### PROBLEM TO SOLVE
Return all of the entries exactly, with nothing added or left out.

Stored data
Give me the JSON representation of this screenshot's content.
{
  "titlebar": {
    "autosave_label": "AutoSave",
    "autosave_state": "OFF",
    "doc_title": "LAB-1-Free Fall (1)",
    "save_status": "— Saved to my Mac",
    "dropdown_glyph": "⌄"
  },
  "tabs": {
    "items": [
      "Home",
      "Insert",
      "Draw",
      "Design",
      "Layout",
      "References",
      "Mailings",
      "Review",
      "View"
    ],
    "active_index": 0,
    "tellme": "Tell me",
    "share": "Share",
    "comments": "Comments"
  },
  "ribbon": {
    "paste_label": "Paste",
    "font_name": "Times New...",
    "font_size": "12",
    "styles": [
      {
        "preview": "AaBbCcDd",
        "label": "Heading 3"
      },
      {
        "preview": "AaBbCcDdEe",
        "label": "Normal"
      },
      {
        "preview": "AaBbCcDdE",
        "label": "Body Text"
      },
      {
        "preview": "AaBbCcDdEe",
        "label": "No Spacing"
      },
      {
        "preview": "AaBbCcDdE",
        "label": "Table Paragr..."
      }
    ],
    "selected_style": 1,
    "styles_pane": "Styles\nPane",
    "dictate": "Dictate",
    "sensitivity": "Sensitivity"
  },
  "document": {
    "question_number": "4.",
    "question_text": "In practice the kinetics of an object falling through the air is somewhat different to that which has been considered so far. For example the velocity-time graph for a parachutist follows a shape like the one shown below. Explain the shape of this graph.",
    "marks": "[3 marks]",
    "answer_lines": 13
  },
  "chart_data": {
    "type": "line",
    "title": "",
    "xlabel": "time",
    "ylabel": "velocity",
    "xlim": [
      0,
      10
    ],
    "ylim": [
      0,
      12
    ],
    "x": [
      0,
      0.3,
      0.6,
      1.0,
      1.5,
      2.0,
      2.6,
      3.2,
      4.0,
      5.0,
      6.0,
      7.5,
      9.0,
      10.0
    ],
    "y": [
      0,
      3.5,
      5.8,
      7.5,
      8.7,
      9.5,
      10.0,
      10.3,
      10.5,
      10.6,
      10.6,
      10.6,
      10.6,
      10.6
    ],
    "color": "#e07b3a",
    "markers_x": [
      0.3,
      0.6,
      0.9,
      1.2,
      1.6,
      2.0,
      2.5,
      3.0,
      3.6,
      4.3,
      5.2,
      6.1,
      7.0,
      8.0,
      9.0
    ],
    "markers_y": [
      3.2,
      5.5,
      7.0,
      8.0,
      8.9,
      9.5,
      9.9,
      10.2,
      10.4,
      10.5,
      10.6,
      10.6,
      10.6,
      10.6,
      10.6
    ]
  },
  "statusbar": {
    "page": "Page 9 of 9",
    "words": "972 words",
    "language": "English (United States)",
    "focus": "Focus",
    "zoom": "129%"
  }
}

### SOLUTION TO THIS TASK
Give me the JSON representation of this screenshot's content.
{
  "titlebar": {
    "autosave_label": "AutoSave",
    "autosave_state": "OFF",
    "doc_title": "LAB-1-Free Fall (1)",
    "save_status": "— Saved to my Mac",
    "dropdown_glyph": "⌄"
  },
  "tabs": {
    "items": [
      "Home",
      "Insert",
      "Draw",
      "Design",
      "Layout",
      "References",
      "Mailings",
      "Review",
      "View"
    ],
    "active_index": 0,
    "tellme": "Tell me",
    "share": "Share",
    "comments": "Comments"
  },
  "ribbon": {
    "paste_label": "Paste",
    "font_name": "Times New...",
    "font_size": "12",
    "styles": [
      {
        "preview": "AaBbCcDd",
        "label": "Heading 3"
      },
      {
        "preview": "AaBbCcDdEe",
        "label": "Normal"
      },
      {
        "preview": "AaBbCcDdE",
        "label": "Body Text"
      },
      {
        "preview": "AaBbCcDdEe",
        "label": "No Spacing"
      },
      {
        "preview": "AaBbCcDdE",
        "label": "Table Paragr..."
      }
    ],
    "selected_style": 1,
    "styles_pane": "Styles\nPane",
    "dictate": "Dictate",
    "sensitivity": "Sensitivity"
  },
  "document": {
    "question_number": "4.",
    "question_text": "In practice the kinetics of an object falling through the air is somewhat different to that which has been considered so far. For example the velocity-time graph for a parachutist follows a shape like the one shown below. Explain the shape of this graph.",
    "marks": "[3 marks]",
    "answer_lines": 13
  },
  "chart_data": {
    "type": "line",
    "title": "",
    "xlabel": "time",
    "ylabel": "velocity",
    "xlim": [
      0,
      10
    ],
    "ylim": [
      0,
      12
    ],
    "x": [
      0,
      0.3,
      0.6,
      1.0,
      1.5,
      2.0,
      2.6,
      3.2,
      4.0,
      5.0,
      6.0,
      7.5,
      9.0,
      10.0
    ],
    "y": [
      0,
      3.5,
      5.8,
      7.5,
      8.7,
      9.5,
      10.0,
      10.3,
      10.5,
      10.6,
      10.6,
      10.6,
      10.6,
      10.6
    ],
    "color": "#e07b3a",
    "markers_x": [
      0.3,
      0.6,
      0.9,
      1.2,
      1.6,
      2.0,
      2.5,
      3.0,
      3.6,
      4.3,
      5.2,
      6.1,
      7.0,
      8.0,
      9.0
    ],
    "markers_y": [
      3.2,
      5.5,
      7.0,
      8.0,
      8.9,
      9.5,
      9.9,
      10.2,
      10.4,
      10.5,
      10.6,
      10.6,
      10.6,
      10.6,
      10.6
    ]
  },
  "statusbar": {
    "page": "Page 9 of 9",
    "words": "972 words",
    "language": "English (United States)",
    "focus": "Focus",
    "zoom": "129%"
  }
}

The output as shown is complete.